One is the growth of multilateral considerations in a bilateral world. As Ambassador you go out as Ambassador Extraordinary Plenipotentiary, you’re the representative of your government to that government. I would say Ford and I will argue that 90 percent of the issues we dealt with were in a multilateral context with Saudi Arabia. What’s going on in Yemen, Bahrain, all the way around.

But the Middle East is the only place in the world where the United States does not have an inject point into a multilateral organization. Dr. Anthony is absolutely right, we had a breakthrough with the Strategic Cooperation Forum, but even then we don’t have an Ambassador to the GCC or an Ambassador to the Arab League.

We do not have a formal inject point to multilateral negotiations on a daily basis in that region, and it’s the only region in the world we don’t do that. There are twenty-four countries in NEA in the State Department and every one of those ambassadors is Ambassador Extraordinary Plenipotentiary, unlike Europe, Asia, really the rest of the world.

The second is I think we’ll look back in history and call the last 20 years a period of strategic ADD for us because actually after the Berlin Wall went down, we went from having a pretty coherent strategy to counter the Soviet threat into one of going from problem to problem to problem.

Over time if you deal in foreign policy that way then you see every issue as a problem. The assumption is you can fix it and that you should fix it. And that’s kind of what we’ve been doing for 20 years. Well, the unintended consequence of that is if you are not a problem then our government has no bandwidth for you. So long-term established relationships – Saudi Arabia, Japan, and Singapore, and South Korea – there has been an atrophy of those long-term relationships because inside of our government and the policy apparatus we’ve only had time to deal with the problems of the day.

> **Stored rows**:
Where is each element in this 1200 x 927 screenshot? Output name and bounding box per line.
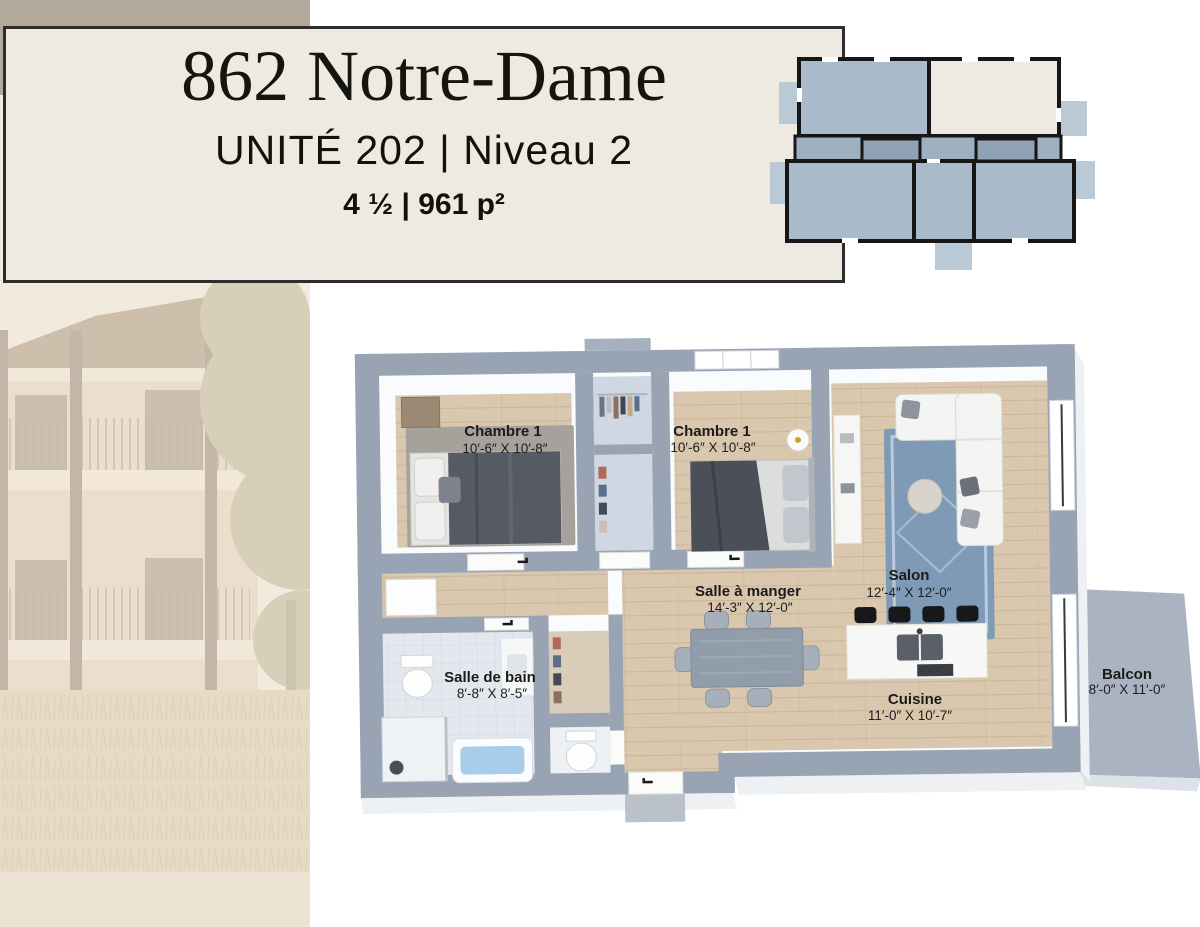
accent-pillow	[438, 477, 460, 503]
floor-plan-structure	[355, 335, 1200, 826]
svg-text:Chambre 1: Chambre 1	[464, 423, 542, 440]
key-plan	[762, 48, 1097, 273]
room-label-chambre-1: Chambre 1 10′-6″ X 10′-8″	[462, 423, 547, 456]
room-label-chambre-2: Chambre 1 10′-6″ X 10′-8″	[670, 423, 755, 455]
pillow	[415, 502, 446, 540]
svg-text:Salon: Salon	[889, 567, 930, 584]
pillow	[959, 476, 980, 497]
page: 862 Notre-Dame UNITÉ 202 | Niveau 2 4 ½ …	[0, 0, 1200, 927]
page-title: 862 Notre-Dame	[181, 39, 667, 115]
svg-text:Salle à manger: Salle à manger	[695, 583, 801, 600]
svg-text:Salle de bain: Salle de bain	[444, 669, 536, 686]
wc-toilet	[566, 743, 596, 771]
entry-door	[629, 772, 683, 795]
unit-level-subtitle: UNITÉ 202 | Niveau 2	[215, 127, 633, 174]
svg-text:10′-6″ X 10′-8″: 10′-6″ X 10′-8″	[670, 440, 755, 455]
svg-text:Chambre 1: Chambre 1	[673, 423, 751, 440]
pouf	[908, 479, 942, 513]
svg-text:10′-6″ X 10′-8″: 10′-6″ X 10′-8″	[462, 441, 547, 456]
door-wc	[610, 730, 624, 764]
key-plan-lower-units	[787, 161, 1074, 241]
room-label-salle-de-bain: Salle de bain 8′-8″ X 8′-5″	[444, 669, 536, 701]
svg-text:Cuisine: Cuisine	[888, 691, 942, 708]
key-plan-highlighted-unit	[929, 59, 1059, 136]
dresser	[401, 397, 439, 428]
pillow	[960, 508, 981, 529]
wc-toilet-tank	[566, 731, 596, 741]
pillow	[782, 465, 809, 501]
floor-plan: Chambre 1 10′-6″ X 10′-8″ Chambre 1 10′-…	[350, 335, 1200, 927]
bed-blanket	[448, 451, 561, 545]
key-plan-small-room	[862, 139, 920, 161]
bathtub-water	[460, 746, 524, 775]
bed-blanket	[690, 460, 769, 551]
unit-size-details: 4 ½ | 961 p²	[343, 188, 505, 222]
key-plan-small-room	[976, 139, 1036, 161]
toilet	[402, 669, 432, 697]
pillow	[901, 399, 921, 419]
storage-unit	[386, 579, 436, 616]
stove	[917, 664, 953, 677]
window-chambre2	[695, 350, 779, 369]
pillow	[783, 507, 810, 543]
svg-text:14′-3″ X 12′-0″: 14′-3″ X 12′-0″	[707, 600, 792, 615]
door-closet	[600, 552, 650, 569]
svg-text:12′-4″ X 12′-0″: 12′-4″ X 12′-0″	[866, 585, 951, 600]
svg-text:8′-8″ X 8′-5″: 8′-8″ X 8′-5″	[457, 686, 527, 701]
svg-text:8′-0″ X 11′-0″: 8′-0″ X 11′-0″	[1089, 682, 1166, 697]
door-chambre1	[468, 554, 524, 571]
svg-text:Balcon: Balcon	[1102, 666, 1152, 683]
toilet-tank	[401, 655, 433, 667]
entry-floor	[624, 751, 722, 772]
key-plan-unit	[799, 59, 929, 136]
room-label-salle-a-manger: Salle à manger 14′-3″ X 12′-0″	[695, 583, 801, 615]
svg-text:11′-0″ X 10′-7″: 11′-0″ X 10′-7″	[868, 708, 952, 723]
header-panel: 862 Notre-Dame UNITÉ 202 | Niveau 2 4 ½ …	[3, 26, 845, 283]
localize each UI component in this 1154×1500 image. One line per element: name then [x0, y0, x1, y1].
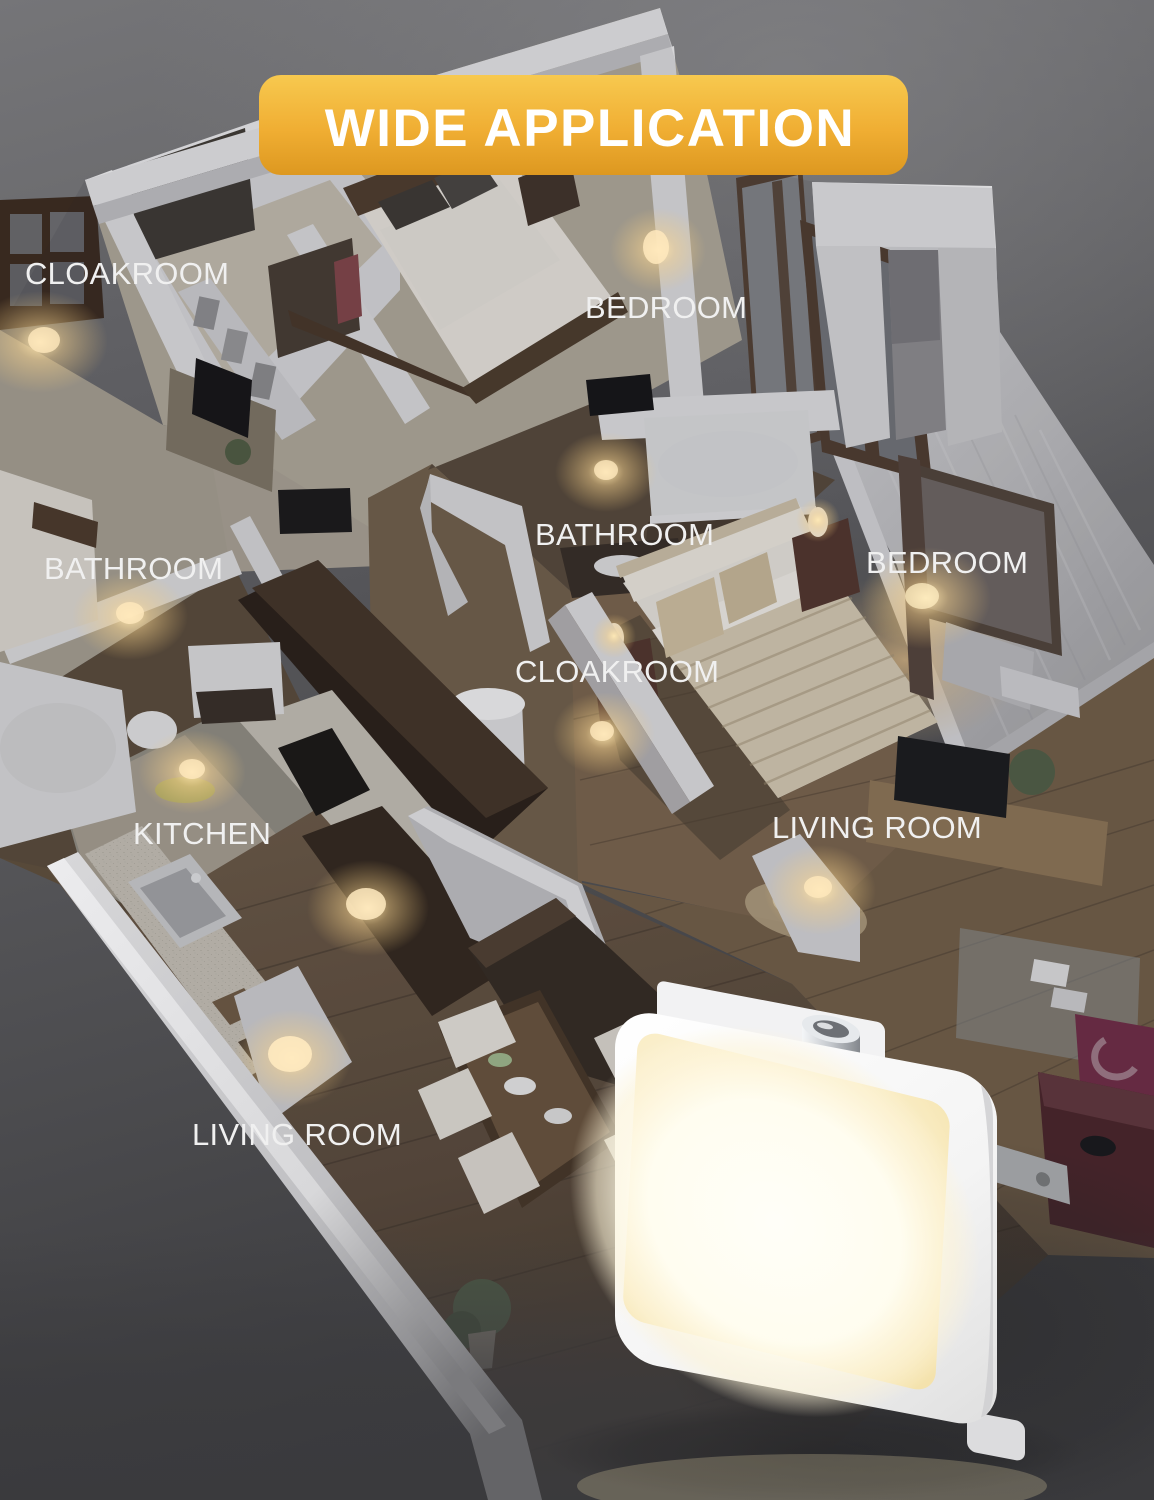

> **What is asked**:
**1.** From the diplomacy remarks, reproduce everything from "But the Middle" down to "the Arab League.".
**2.** Answer these from the diplomacy remarks:
(a) How many countries does the State Department's NEA include?
(b) What forum is called a breakthrough?
(c) After what event did the U.S. move away from a coherent strategy against the Soviet threat?

> **Problem solutions**:
**1.**
But the Middle East is the only place in the world where the United States does not have an inject point into a multilateral organization. Dr. Anthony is absolutely right, we had a breakthrough with the Strategic Cooperation Forum, but even then we don’t have an Ambassador to the GCC or an Ambassador to the Arab League.

**2.**
(a) Twenty-four.
(b) The Strategic Cooperation Forum.
(c) After the Berlin Wall went down.